[EXERCISE GOAL] Go through the listing and return every line with "number" in it.

Lines of data:
- - - - -

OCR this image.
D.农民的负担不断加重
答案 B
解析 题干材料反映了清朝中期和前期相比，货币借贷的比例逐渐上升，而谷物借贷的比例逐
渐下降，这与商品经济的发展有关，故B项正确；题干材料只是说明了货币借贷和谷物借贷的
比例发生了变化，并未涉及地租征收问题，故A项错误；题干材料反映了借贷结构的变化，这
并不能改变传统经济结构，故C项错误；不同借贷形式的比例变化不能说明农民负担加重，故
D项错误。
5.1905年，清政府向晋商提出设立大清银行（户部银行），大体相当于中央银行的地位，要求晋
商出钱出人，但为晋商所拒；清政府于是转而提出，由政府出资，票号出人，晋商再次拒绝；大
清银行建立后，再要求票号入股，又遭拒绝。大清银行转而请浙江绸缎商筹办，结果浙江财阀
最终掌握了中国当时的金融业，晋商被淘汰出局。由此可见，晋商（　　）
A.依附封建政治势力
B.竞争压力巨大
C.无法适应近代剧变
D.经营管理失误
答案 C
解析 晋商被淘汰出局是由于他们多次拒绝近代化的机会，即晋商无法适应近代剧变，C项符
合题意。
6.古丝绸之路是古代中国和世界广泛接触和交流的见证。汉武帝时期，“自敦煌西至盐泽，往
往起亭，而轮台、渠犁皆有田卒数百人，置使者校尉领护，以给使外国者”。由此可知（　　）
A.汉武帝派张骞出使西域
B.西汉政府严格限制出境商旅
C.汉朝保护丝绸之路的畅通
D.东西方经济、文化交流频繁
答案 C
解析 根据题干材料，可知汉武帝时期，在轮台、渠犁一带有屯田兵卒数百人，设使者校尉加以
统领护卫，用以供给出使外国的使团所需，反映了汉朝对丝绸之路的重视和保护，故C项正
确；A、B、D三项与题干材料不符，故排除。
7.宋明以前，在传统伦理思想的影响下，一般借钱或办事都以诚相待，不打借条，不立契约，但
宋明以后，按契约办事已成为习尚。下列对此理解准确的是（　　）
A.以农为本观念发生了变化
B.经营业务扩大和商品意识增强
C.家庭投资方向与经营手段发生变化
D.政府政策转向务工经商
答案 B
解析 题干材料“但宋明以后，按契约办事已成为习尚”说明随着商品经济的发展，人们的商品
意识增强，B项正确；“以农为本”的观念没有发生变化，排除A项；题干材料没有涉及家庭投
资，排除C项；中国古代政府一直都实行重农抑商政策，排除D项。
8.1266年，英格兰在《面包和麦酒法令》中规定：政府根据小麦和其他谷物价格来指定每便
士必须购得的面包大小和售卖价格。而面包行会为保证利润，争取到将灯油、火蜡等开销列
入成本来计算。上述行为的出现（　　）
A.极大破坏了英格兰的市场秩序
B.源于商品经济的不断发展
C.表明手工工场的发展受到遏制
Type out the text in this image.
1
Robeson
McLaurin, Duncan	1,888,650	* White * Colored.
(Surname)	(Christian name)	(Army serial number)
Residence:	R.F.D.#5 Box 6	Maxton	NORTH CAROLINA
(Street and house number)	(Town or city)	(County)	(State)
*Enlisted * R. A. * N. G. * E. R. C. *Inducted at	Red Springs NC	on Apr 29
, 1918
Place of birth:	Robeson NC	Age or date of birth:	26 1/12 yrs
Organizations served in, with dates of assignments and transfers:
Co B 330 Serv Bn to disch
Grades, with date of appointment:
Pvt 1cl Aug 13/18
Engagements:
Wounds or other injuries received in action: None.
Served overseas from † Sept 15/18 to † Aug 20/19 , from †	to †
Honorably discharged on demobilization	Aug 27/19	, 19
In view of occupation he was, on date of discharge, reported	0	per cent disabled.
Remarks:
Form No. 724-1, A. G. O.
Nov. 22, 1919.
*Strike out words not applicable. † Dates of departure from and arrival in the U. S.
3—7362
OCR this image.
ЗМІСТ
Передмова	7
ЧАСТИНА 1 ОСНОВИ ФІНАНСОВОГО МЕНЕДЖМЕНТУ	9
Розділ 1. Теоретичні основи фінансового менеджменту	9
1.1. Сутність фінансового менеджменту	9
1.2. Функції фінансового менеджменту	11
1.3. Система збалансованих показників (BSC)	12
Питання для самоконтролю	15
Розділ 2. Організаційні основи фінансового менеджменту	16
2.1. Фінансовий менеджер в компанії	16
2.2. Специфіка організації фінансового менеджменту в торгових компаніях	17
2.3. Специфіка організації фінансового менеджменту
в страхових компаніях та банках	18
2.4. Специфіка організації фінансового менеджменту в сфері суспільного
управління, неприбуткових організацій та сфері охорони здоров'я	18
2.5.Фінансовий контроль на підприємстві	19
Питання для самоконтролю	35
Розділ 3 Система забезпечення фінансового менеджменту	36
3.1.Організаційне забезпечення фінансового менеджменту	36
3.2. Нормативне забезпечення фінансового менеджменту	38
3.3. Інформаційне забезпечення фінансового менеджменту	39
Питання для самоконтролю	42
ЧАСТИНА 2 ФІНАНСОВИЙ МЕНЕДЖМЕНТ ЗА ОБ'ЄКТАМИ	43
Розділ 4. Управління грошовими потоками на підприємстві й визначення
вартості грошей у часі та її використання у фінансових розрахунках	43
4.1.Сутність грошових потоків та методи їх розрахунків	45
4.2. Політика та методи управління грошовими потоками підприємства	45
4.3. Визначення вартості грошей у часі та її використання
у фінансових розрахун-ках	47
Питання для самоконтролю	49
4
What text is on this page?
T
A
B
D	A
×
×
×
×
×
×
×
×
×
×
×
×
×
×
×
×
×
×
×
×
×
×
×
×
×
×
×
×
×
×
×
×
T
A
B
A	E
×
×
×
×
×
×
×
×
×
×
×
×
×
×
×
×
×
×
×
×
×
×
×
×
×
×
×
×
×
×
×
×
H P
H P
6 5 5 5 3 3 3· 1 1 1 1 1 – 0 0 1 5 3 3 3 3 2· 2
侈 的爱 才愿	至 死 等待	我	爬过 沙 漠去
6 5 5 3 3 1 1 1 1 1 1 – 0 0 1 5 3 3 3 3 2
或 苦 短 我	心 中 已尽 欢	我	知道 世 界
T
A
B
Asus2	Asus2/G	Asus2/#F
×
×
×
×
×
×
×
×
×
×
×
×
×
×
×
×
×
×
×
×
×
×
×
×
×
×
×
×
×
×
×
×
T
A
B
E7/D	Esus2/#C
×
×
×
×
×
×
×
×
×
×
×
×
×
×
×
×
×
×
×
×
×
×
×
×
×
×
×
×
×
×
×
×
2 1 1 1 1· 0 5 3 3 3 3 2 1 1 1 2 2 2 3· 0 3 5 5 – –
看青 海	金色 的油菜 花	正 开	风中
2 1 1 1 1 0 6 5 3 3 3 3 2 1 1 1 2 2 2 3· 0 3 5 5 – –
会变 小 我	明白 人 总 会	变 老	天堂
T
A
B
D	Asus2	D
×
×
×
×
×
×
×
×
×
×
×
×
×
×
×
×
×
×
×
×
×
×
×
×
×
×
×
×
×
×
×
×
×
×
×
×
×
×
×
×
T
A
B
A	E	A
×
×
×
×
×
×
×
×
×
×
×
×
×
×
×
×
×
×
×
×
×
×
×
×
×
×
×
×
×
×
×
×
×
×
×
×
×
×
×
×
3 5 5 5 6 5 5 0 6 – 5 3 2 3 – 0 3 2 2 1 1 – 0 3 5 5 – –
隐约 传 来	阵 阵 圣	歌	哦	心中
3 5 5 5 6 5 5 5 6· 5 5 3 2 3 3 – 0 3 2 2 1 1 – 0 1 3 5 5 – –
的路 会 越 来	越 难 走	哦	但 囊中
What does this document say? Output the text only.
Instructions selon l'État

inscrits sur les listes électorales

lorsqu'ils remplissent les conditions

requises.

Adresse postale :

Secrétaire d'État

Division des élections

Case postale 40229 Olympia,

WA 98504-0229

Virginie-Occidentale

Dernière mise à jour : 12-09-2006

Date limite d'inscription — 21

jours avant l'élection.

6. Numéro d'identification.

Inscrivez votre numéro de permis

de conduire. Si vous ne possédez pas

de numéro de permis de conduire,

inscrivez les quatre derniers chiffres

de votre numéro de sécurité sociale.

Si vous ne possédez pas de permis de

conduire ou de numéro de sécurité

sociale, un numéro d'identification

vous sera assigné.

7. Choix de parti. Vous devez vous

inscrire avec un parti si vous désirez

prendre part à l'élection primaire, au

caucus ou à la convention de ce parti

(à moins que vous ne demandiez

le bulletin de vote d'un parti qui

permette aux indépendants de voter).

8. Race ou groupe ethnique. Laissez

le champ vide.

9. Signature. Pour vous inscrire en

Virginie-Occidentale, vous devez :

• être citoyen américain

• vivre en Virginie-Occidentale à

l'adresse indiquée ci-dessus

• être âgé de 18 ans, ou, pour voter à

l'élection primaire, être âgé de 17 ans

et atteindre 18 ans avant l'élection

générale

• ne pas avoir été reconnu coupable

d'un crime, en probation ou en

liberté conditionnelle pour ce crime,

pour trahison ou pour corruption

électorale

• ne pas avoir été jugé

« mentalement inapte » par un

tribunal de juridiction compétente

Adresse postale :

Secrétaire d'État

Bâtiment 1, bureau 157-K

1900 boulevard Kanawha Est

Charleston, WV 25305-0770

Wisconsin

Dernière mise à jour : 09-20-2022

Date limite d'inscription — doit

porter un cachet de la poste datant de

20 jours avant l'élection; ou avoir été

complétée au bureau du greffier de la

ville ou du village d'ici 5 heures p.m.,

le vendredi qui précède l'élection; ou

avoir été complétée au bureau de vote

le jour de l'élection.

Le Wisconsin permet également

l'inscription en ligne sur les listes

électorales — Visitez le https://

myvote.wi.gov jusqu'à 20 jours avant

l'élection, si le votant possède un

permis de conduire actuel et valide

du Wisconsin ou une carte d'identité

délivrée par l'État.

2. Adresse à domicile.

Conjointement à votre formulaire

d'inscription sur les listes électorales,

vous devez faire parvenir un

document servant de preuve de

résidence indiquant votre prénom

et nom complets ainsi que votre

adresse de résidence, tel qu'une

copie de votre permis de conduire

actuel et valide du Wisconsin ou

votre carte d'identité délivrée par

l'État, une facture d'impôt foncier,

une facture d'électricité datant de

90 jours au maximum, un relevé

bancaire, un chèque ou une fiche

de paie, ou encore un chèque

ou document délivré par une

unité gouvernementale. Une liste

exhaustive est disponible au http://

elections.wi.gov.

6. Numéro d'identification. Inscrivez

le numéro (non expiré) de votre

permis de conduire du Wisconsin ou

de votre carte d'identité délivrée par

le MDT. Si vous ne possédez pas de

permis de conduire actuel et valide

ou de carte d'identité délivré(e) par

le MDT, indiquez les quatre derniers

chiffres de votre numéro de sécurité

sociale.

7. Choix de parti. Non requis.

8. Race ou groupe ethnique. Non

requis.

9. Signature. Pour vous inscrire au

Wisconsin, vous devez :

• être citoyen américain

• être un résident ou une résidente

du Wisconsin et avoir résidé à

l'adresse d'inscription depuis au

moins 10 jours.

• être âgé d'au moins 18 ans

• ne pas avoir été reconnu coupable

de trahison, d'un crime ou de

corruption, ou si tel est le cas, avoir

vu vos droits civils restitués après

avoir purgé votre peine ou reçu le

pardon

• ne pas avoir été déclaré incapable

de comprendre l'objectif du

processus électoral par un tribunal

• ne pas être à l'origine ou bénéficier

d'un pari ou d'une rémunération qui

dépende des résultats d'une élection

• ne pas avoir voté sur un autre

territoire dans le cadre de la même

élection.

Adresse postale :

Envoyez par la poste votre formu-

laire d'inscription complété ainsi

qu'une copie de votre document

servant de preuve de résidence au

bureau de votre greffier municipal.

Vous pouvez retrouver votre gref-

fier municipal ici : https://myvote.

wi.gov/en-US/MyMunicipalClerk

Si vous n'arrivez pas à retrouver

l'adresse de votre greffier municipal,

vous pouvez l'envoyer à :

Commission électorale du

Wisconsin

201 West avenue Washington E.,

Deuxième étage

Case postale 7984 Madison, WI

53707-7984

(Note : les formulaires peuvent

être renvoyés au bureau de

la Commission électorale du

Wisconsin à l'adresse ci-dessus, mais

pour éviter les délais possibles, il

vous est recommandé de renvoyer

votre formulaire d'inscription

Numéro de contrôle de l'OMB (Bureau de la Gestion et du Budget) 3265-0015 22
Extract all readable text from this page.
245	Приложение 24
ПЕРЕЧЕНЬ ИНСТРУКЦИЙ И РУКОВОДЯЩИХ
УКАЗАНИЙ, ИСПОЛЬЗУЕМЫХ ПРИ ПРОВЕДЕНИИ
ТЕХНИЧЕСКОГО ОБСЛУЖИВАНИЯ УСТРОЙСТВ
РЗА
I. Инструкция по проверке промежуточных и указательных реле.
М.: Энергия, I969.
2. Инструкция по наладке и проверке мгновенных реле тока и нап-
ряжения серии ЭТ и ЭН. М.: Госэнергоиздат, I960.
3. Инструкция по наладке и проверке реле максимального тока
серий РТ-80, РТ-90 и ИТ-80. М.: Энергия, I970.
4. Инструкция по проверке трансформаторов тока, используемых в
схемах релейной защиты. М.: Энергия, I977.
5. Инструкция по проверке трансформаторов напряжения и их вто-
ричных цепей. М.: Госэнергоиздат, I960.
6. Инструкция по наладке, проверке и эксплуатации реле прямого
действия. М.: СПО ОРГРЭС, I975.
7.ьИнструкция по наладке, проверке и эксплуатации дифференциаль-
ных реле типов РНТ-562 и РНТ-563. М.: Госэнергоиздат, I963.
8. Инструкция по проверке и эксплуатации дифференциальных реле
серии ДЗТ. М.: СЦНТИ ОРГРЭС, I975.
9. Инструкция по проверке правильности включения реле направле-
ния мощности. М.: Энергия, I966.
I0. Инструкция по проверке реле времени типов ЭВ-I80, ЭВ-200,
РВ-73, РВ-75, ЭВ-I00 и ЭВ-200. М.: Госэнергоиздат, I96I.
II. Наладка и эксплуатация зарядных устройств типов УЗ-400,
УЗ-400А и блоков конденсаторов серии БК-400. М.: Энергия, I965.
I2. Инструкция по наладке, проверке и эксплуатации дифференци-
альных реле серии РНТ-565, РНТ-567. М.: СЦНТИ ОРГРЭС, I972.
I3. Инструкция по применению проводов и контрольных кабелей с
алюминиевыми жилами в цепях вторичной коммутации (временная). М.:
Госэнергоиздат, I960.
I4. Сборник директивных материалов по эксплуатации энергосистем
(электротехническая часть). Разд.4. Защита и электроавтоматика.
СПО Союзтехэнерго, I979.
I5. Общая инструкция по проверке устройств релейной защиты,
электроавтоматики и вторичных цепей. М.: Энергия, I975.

- - - - -

[ANSWER TO THIS EXERCISE]
(Surname)	(Christian name)	(Army serial number)
(Street and house number)	(Town or city)	(County)	(State)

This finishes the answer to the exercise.